Task statement: Please repeat all of the lines that follow, exactly as written.

[Stored items from a collection]
• • • •
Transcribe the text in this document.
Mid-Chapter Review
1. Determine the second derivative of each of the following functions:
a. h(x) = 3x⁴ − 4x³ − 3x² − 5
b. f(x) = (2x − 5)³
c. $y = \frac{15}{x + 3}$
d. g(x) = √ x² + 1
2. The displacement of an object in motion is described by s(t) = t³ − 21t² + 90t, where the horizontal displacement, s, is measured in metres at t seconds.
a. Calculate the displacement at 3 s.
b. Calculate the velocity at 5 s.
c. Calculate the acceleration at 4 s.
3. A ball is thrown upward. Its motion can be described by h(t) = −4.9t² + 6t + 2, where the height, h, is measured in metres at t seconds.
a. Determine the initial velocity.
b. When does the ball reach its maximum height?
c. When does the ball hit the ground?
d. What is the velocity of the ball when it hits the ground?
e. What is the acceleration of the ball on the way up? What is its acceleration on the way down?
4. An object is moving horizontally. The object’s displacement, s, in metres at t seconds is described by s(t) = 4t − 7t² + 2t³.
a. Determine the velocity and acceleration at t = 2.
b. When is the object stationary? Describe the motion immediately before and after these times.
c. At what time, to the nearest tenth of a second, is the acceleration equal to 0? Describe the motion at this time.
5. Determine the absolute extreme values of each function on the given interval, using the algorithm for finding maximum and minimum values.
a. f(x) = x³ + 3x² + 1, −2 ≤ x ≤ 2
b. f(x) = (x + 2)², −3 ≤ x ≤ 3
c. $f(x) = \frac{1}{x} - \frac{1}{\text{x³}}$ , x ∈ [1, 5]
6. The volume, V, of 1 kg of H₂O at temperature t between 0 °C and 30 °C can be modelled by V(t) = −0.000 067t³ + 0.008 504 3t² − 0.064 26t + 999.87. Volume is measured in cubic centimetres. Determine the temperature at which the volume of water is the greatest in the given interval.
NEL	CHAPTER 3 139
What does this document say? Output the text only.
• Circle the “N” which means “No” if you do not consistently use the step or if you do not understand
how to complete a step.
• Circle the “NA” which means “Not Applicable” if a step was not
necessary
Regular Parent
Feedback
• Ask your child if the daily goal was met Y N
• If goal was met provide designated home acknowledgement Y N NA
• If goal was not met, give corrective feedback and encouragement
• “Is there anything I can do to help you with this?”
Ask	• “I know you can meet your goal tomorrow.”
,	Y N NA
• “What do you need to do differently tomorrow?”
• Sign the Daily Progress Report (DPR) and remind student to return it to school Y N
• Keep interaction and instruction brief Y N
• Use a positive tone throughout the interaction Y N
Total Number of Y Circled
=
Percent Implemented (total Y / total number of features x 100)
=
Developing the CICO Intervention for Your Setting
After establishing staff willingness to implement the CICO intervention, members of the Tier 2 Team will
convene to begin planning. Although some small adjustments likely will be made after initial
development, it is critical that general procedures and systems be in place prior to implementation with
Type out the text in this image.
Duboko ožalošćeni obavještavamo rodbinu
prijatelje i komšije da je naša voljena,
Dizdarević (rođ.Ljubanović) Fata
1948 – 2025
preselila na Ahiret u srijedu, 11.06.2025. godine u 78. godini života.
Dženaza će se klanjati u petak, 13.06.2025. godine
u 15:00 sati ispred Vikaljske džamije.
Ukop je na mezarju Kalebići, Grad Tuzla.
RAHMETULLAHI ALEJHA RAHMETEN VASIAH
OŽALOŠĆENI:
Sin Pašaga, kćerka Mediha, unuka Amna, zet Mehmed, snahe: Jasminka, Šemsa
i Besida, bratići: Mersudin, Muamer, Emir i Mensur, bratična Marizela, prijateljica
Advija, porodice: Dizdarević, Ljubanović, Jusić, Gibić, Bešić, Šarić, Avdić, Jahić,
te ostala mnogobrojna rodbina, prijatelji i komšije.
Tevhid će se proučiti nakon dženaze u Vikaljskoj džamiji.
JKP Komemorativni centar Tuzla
• • • •
Solution for this problem:
Transcribe the text in this document.
Mid-Chapter Review
1. Determine the second derivative of each of the following functions:
a. h(x) = 3x⁴ − 4x³ − 3x² − 5
b. f(x) = (2x − 5)³
c. $y = \frac{15}{x + 3}$
d. g(x) = √ x² + 1
2. The displacement of an object in motion is described by s(t) = t³ − 21t² + 90t, where the horizontal displacement, s, is measured in metres at t seconds.
a. Calculate the displacement at 3 s.
b. Calculate the velocity at 5 s.
c. Calculate the acceleration at 4 s.
3. A ball is thrown upward. Its motion can be described by h(t) = −4.9t² + 6t + 2, where the height, h, is measured in metres at t seconds.
a. Determine the initial velocity.
b. When does the ball reach its maximum height?
c. When does the ball hit the ground?
d. What is the velocity of the ball when it hits the ground?
e. What is the acceleration of the ball on the way up? What is its acceleration on the way down?
4. An object is moving horizontally. The object’s displacement, s, in metres at t seconds is described by s(t) = 4t − 7t² + 2t³.
a. Determine the velocity and acceleration at t = 2.
b. When is the object stationary? Describe the motion immediately before and after these times.
c. At what time, to the nearest tenth of a second, is the acceleration equal to 0? Describe the motion at this time.
5. Determine the absolute extreme values of each function on the given interval, using the algorithm for finding maximum and minimum values.
a. f(x) = x³ + 3x² + 1, −2 ≤ x ≤ 2
b. f(x) = (x + 2)², −3 ≤ x ≤ 3
c. $f(x) = \frac{1}{x} - \frac{1}{\text{x³}}$ , x ∈ [1, 5]
6. The volume, V, of 1 kg of H₂O at temperature t between 0 °C and 30 °C can be modelled by V(t) = −0.000 067t³ + 0.008 504 3t² − 0.064 26t + 999.87. Volume is measured in cubic centimetres. Determine the temperature at which the volume of water is the greatest in the given interval.
NEL	CHAPTER 3 139
What does this document say? Output the text only.
• Circle the “N” which means “No” if you do not consistently use the step or if you do not understand
how to complete a step.
• Circle the “NA” which means “Not Applicable” if a step was not
necessary
Regular Parent
Feedback
• Ask your child if the daily goal was met Y N
• If goal was met provide designated home acknowledgement Y N NA
• If goal was not met, give corrective feedback and encouragement
• “Is there anything I can do to help you with this?”
Ask	• “I know you can meet your goal tomorrow.”
,	Y N NA
• “What do you need to do differently tomorrow?”
• Sign the Daily Progress Report (DPR) and remind student to return it to school Y N
• Keep interaction and instruction brief Y N
• Use a positive tone throughout the interaction Y N
Total Number of Y Circled
=
Percent Implemented (total Y / total number of features x 100)
=
Developing the CICO Intervention for Your Setting
After establishing staff willingness to implement the CICO intervention, members of the Tier 2 Team will
convene to begin planning. Although some small adjustments likely will be made after initial
development, it is critical that general procedures and systems be in place prior to implementation with
Type out the text in this image.
Duboko ožalošćeni obavještavamo rodbinu
prijatelje i komšije da je naša voljena,
Dizdarević (rođ.Ljubanović) Fata
1948 – 2025
preselila na Ahiret u srijedu, 11.06.2025. godine u 78. godini života.
Dženaza će se klanjati u petak, 13.06.2025. godine
u 15:00 sati ispred Vikaljske džamije.
Ukop je na mezarju Kalebići, Grad Tuzla.
RAHMETULLAHI ALEJHA RAHMETEN VASIAH
OŽALOŠĆENI:
Sin Pašaga, kćerka Mediha, unuka Amna, zet Mehmed, snahe: Jasminka, Šemsa
i Besida, bratići: Mersudin, Muamer, Emir i Mensur, bratična Marizela, prijateljica
Advija, porodice: Dizdarević, Ljubanović, Jusić, Gibić, Bešić, Šarić, Avdić, Jahić,
te ostala mnogobrojna rodbina, prijatelji i komšije.
Tevhid će se proučiti nakon dženaze u Vikaljskoj džamiji.
JKP Komemorativni centar Tuzla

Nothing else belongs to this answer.